Scan the listing below and copy every line holding "iterations".

──────── Records ────────

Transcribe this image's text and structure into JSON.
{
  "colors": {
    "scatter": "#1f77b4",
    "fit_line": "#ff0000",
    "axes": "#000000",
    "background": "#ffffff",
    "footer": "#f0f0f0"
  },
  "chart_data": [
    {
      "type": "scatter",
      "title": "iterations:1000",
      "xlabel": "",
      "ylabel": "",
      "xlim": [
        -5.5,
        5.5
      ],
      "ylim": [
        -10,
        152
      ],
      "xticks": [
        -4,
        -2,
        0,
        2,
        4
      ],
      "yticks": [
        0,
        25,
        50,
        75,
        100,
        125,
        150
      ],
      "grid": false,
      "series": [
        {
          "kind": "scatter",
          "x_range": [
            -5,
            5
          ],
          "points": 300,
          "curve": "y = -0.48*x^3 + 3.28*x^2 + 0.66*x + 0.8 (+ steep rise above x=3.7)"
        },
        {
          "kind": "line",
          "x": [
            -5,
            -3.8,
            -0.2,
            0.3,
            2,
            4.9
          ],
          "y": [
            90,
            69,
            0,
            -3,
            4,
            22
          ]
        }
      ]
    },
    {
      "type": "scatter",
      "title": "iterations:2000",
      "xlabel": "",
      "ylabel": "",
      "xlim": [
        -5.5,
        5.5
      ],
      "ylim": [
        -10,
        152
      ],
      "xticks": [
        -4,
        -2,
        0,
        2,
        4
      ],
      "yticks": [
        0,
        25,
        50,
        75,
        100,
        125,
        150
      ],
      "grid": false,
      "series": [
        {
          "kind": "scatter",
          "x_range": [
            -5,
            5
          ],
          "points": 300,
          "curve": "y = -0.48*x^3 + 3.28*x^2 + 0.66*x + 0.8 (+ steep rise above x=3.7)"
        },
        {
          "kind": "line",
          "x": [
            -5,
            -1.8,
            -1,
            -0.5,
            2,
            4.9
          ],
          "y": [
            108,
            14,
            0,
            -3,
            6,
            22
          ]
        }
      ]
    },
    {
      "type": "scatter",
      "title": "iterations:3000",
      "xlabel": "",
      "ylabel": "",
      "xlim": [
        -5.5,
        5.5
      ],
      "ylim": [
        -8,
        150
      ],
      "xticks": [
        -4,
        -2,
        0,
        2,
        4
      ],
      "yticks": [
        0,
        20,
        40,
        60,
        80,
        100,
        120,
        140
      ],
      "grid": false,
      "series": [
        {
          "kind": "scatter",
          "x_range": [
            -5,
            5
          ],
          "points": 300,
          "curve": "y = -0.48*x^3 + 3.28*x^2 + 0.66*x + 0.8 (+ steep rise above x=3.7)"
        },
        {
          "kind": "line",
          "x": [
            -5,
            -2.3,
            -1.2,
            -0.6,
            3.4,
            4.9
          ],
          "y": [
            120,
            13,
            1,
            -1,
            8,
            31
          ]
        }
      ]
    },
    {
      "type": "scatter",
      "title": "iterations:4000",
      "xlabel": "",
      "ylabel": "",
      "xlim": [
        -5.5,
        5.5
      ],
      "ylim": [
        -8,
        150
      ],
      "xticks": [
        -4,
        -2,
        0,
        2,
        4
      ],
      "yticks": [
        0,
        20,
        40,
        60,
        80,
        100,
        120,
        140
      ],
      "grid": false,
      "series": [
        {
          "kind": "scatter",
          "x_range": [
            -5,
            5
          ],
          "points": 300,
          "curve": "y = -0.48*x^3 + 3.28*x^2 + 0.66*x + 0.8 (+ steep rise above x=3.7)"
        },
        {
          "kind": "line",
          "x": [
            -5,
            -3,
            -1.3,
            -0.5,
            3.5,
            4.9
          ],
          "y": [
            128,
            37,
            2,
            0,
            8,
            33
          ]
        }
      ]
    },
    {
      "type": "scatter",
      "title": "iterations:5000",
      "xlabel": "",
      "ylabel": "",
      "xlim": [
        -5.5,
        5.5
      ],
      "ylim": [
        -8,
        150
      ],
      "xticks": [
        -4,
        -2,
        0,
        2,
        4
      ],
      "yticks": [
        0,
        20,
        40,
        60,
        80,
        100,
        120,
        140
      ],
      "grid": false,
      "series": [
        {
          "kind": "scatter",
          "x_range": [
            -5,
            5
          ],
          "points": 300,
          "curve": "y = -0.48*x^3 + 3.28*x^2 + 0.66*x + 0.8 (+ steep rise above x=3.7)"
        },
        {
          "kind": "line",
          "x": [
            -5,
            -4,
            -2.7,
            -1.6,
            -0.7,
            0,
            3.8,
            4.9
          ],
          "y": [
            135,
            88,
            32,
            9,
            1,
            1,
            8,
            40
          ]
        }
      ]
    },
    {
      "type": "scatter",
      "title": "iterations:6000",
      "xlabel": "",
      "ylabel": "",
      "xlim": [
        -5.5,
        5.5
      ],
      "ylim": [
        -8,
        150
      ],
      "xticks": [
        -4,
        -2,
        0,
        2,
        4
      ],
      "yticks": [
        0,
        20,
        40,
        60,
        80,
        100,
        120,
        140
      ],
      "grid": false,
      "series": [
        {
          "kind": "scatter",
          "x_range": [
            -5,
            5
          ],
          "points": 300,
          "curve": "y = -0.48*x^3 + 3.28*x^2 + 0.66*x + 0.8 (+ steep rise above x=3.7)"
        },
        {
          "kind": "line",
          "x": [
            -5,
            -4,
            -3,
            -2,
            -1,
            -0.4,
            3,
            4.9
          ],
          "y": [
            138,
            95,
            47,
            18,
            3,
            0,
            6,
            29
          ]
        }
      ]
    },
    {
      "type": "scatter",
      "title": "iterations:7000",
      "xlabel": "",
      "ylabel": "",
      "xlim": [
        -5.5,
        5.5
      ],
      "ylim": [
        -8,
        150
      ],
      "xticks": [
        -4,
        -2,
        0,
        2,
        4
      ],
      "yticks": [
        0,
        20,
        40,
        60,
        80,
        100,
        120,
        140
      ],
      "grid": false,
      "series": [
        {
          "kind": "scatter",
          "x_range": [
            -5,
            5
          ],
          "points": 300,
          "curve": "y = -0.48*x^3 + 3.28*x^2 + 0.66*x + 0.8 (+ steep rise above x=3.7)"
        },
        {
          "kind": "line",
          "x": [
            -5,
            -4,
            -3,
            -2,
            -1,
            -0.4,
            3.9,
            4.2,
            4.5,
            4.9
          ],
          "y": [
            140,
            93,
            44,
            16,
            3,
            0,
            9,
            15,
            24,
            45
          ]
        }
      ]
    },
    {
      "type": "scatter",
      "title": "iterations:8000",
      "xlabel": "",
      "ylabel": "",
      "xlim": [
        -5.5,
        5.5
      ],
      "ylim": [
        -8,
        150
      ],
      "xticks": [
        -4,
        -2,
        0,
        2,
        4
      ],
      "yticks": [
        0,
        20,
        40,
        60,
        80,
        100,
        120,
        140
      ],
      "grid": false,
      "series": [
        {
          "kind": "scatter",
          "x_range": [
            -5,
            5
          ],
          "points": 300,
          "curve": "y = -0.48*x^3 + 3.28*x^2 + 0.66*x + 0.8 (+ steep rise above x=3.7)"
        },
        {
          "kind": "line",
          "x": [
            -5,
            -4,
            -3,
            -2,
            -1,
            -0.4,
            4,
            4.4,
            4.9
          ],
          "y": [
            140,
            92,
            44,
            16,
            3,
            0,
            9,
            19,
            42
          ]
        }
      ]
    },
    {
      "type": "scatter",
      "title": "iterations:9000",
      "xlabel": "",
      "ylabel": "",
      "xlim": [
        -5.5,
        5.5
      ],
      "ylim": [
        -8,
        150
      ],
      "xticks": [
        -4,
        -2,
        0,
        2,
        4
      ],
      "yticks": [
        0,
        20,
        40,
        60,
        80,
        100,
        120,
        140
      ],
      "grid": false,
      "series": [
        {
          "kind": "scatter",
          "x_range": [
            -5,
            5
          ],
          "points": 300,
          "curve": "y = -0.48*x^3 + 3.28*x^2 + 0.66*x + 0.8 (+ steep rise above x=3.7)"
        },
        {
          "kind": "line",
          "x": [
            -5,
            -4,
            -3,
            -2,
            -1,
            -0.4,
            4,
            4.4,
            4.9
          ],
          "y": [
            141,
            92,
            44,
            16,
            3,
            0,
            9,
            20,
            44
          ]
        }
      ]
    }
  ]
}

────────

Complete answer:
      "title": "iterations:1000",
      "title": "iterations:2000",
      "title": "iterations:3000",
      "title": "iterations:4000",
      "title": "iterations:5000",
      "title": "iterations:6000",
      "title": "iterations:7000",
      "title": "iterations:8000",
      "title": "iterations:9000",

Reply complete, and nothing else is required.